▶ [Problem to work on]: Could you copy, word for word, only the lines from the one containing "Parse this screenshot: output" through the last line of the records below, both included?

▶ [Data supplied]:
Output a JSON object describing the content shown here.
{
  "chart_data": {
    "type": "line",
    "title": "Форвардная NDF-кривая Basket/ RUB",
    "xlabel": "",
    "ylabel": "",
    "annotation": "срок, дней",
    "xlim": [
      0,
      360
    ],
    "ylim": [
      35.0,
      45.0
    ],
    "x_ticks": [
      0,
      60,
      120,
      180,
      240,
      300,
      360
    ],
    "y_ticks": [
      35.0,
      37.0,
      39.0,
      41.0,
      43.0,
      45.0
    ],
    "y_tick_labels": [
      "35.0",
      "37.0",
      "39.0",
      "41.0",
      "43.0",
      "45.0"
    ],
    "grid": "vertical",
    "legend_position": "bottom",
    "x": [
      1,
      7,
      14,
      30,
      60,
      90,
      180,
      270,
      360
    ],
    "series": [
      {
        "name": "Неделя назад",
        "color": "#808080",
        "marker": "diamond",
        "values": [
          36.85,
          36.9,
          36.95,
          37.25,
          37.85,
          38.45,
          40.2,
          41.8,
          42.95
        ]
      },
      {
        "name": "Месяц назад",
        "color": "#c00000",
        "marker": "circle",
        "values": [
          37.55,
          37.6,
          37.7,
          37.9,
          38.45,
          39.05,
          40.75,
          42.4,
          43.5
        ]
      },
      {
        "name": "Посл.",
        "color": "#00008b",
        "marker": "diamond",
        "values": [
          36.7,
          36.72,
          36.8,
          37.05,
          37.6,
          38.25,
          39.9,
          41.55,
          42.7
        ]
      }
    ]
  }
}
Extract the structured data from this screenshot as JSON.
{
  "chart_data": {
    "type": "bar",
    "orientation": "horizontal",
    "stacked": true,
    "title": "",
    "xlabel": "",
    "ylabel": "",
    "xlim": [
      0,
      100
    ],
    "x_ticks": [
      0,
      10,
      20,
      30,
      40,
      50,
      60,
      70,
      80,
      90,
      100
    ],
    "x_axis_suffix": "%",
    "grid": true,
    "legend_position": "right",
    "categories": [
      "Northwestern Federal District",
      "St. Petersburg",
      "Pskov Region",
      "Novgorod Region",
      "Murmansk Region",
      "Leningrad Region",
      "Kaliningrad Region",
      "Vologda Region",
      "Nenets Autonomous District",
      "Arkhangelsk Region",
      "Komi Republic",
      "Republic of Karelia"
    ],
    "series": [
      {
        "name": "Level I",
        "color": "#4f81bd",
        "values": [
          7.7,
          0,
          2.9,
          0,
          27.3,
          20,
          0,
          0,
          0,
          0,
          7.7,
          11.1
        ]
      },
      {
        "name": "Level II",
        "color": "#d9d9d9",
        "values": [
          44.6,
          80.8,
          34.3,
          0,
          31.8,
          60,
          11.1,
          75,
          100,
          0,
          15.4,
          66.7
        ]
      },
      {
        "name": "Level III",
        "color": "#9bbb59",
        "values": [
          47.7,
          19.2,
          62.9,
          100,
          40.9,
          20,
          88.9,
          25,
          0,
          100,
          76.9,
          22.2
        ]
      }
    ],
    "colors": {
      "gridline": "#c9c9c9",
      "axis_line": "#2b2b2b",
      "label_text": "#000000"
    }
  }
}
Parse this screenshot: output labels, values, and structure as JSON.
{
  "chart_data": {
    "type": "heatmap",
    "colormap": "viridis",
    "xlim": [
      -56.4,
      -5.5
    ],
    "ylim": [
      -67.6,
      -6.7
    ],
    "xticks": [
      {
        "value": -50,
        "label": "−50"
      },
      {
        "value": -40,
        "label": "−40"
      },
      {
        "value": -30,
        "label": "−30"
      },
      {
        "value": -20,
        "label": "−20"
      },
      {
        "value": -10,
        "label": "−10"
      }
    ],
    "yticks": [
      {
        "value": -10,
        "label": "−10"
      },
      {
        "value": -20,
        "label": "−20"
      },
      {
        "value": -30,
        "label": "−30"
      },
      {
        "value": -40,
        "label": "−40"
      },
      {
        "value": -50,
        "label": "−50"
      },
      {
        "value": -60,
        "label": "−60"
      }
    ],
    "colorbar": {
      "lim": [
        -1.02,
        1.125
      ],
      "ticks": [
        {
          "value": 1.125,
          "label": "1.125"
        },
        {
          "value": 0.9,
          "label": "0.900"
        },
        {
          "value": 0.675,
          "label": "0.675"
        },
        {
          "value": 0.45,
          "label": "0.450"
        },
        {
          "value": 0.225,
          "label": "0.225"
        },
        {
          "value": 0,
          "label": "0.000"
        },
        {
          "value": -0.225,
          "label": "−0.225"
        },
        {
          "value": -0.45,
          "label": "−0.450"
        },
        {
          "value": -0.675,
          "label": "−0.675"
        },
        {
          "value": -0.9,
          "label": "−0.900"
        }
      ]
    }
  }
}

▶ [Task result]:
Parse this screenshot: output labels, values, and structure as JSON.
{
  "chart_data": {
    "type": "heatmap",
    "colormap": "viridis",
    "xlim": [
      -56.4,
      -5.5
    ],
    "ylim": [
      -67.6,
      -6.7
    ],
    "xticks": [
      {
        "value": -50,
        "label": "−50"
      },
      {
        "value": -40,
        "label": "−40"
      },
      {
        "value": -30,
        "label": "−30"
      },
      {
        "value": -20,
        "label": "−20"
      },
      {
        "value": -10,
        "label": "−10"
      }
    ],
    "yticks": [
      {
        "value": -10,
        "label": "−10"
      },
      {
        "value": -20,
        "label": "−20"
      },
      {
        "value": -30,
        "label": "−30"
      },
      {
        "value": -40,
        "label": "−40"
      },
      {
        "value": -50,
        "label": "−50"
      },
      {
        "value": -60,
        "label": "−60"
      }
    ],
    "colorbar": {
      "lim": [
        -1.02,
        1.125
      ],
      "ticks": [
        {
          "value": 1.125,
          "label": "1.125"
        },
        {
          "value": 0.9,
          "label": "0.900"
        },
        {
          "value": 0.675,
          "label": "0.675"
        },
        {
          "value": 0.45,
          "label": "0.450"
        },
        {
          "value": 0.225,
          "label": "0.225"
        },
        {
          "value": 0,
          "label": "0.000"
        },
        {
          "value": -0.225,
          "label": "−0.225"
        },
        {
          "value": -0.45,
          "label": "−0.450"
        },
        {
          "value": -0.675,
          "label": "−0.675"
        },
        {
          "value": -0.9,
          "label": "−0.900"
        }
      ]
    }
  }
}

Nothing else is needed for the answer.